Given data:
▬▬▬

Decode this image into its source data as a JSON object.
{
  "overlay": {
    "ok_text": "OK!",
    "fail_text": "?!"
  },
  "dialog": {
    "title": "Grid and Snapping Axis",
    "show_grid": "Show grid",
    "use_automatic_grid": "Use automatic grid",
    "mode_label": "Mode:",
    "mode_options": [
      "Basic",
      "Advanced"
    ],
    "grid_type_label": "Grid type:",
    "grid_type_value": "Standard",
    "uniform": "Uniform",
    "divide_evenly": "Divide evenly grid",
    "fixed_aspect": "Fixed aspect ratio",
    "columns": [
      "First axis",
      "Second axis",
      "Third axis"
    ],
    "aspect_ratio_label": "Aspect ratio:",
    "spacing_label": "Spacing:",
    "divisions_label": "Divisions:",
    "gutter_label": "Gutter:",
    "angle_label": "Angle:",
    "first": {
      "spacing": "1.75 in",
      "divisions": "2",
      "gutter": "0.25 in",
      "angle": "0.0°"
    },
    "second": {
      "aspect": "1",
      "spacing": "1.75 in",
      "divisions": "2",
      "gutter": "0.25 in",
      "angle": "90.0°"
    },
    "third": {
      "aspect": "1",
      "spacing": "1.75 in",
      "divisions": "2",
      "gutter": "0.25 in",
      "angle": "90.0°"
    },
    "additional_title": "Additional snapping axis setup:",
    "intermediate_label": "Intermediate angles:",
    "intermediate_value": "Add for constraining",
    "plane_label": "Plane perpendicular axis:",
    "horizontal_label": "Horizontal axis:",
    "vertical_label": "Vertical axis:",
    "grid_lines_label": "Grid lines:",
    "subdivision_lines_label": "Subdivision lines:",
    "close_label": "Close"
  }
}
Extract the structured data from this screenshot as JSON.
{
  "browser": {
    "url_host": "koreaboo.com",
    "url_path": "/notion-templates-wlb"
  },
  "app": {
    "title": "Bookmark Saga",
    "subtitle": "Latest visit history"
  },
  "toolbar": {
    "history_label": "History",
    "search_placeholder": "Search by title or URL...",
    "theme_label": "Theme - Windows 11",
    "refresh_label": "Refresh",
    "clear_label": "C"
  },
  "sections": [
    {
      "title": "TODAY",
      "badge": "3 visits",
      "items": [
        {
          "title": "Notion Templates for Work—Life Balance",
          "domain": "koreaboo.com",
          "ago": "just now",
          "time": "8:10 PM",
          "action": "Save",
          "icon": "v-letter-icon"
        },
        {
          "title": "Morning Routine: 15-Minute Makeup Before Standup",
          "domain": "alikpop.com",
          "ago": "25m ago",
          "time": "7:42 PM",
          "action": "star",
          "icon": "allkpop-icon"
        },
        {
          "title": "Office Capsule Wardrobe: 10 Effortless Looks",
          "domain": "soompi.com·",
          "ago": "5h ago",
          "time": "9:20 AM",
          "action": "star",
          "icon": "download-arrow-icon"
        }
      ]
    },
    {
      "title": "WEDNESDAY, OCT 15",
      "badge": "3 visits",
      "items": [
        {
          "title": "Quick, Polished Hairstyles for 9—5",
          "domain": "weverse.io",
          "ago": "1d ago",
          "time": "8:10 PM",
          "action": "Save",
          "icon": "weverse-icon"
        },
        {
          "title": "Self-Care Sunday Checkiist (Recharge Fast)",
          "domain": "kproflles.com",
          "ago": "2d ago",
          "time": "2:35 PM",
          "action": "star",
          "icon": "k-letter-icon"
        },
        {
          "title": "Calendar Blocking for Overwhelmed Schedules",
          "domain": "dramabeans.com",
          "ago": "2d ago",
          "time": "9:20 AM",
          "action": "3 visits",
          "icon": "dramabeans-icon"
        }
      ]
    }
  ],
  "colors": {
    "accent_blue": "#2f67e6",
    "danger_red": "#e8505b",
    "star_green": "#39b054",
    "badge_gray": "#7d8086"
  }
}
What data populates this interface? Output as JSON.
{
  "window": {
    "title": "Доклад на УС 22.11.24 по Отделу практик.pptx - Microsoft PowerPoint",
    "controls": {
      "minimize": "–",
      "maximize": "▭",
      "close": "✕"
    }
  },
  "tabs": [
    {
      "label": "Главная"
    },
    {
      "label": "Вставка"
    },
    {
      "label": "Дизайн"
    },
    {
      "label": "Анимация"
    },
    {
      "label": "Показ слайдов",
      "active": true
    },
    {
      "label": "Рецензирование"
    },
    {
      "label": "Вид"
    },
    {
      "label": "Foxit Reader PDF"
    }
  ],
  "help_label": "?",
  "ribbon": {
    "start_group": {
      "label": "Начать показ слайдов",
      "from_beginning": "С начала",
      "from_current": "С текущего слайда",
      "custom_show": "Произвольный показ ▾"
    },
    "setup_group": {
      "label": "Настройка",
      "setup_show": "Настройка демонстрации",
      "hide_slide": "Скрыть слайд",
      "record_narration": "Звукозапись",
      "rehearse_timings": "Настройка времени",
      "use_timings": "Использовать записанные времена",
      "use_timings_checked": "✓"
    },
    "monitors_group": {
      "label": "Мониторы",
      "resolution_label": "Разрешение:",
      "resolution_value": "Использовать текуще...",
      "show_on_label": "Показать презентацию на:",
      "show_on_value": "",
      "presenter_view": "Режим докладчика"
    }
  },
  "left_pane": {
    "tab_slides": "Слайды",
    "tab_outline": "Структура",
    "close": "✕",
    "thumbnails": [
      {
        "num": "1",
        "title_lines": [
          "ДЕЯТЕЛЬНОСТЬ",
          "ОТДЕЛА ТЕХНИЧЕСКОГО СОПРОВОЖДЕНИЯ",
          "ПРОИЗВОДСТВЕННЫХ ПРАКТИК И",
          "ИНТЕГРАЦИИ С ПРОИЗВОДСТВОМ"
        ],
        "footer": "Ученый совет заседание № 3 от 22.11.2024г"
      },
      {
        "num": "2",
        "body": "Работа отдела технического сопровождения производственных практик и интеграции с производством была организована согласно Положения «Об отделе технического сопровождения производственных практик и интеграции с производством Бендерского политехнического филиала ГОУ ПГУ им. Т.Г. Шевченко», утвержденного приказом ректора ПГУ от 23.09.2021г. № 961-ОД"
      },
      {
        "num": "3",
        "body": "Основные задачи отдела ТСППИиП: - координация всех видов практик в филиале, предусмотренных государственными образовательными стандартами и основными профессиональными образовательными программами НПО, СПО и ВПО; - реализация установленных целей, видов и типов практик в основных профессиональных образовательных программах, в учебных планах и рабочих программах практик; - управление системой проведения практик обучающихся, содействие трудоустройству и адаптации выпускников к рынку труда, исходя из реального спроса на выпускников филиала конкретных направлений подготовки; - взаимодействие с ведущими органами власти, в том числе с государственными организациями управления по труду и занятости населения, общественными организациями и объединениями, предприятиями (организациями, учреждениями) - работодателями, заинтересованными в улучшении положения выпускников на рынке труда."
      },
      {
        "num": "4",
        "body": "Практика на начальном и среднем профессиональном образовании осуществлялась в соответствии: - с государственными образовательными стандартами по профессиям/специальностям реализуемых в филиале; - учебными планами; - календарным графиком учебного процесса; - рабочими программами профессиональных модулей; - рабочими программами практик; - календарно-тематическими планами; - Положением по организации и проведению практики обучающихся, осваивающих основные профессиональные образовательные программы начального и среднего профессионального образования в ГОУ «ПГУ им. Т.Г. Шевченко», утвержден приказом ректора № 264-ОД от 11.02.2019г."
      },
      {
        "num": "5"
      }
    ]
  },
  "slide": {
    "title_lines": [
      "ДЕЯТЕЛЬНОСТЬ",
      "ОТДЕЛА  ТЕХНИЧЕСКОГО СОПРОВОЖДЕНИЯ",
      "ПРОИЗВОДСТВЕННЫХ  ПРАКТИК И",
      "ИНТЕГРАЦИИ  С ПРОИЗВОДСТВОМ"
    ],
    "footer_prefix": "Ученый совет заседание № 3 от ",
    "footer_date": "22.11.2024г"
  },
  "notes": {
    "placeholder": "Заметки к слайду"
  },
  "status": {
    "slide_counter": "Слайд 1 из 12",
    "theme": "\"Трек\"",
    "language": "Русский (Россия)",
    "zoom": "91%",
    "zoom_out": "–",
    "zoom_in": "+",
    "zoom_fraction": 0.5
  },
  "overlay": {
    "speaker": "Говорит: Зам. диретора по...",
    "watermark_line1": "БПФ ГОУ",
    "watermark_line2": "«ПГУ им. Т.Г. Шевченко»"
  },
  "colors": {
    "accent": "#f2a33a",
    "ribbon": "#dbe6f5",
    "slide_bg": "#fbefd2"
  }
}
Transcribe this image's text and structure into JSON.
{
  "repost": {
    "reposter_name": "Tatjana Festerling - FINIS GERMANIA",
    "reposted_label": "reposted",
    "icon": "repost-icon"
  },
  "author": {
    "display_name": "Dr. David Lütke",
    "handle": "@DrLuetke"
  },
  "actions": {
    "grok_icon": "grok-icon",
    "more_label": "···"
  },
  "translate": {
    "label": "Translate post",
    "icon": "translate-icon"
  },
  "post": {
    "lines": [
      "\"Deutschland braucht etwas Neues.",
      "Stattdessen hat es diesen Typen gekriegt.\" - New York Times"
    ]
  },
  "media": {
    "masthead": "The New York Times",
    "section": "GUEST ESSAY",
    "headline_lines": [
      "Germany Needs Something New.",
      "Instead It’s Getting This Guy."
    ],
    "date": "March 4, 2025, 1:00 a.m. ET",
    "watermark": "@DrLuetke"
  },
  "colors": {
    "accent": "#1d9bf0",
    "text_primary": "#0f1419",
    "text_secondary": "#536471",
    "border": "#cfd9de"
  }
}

▬▬▬

To do:
In the lines above, locate the string "icon". Copy every line where it occurs.

Response to the task:
          "icon": "v-letter-icon"
          "icon": "allkpop-icon"
          "icon": "download-arrow-icon"
          "icon": "weverse-icon"
          "icon": "k-letter-icon"
          "icon": "dramabeans-icon"
    "icon": "repost-icon"
    "grok_icon": "grok-icon",
    "icon": "translate-icon"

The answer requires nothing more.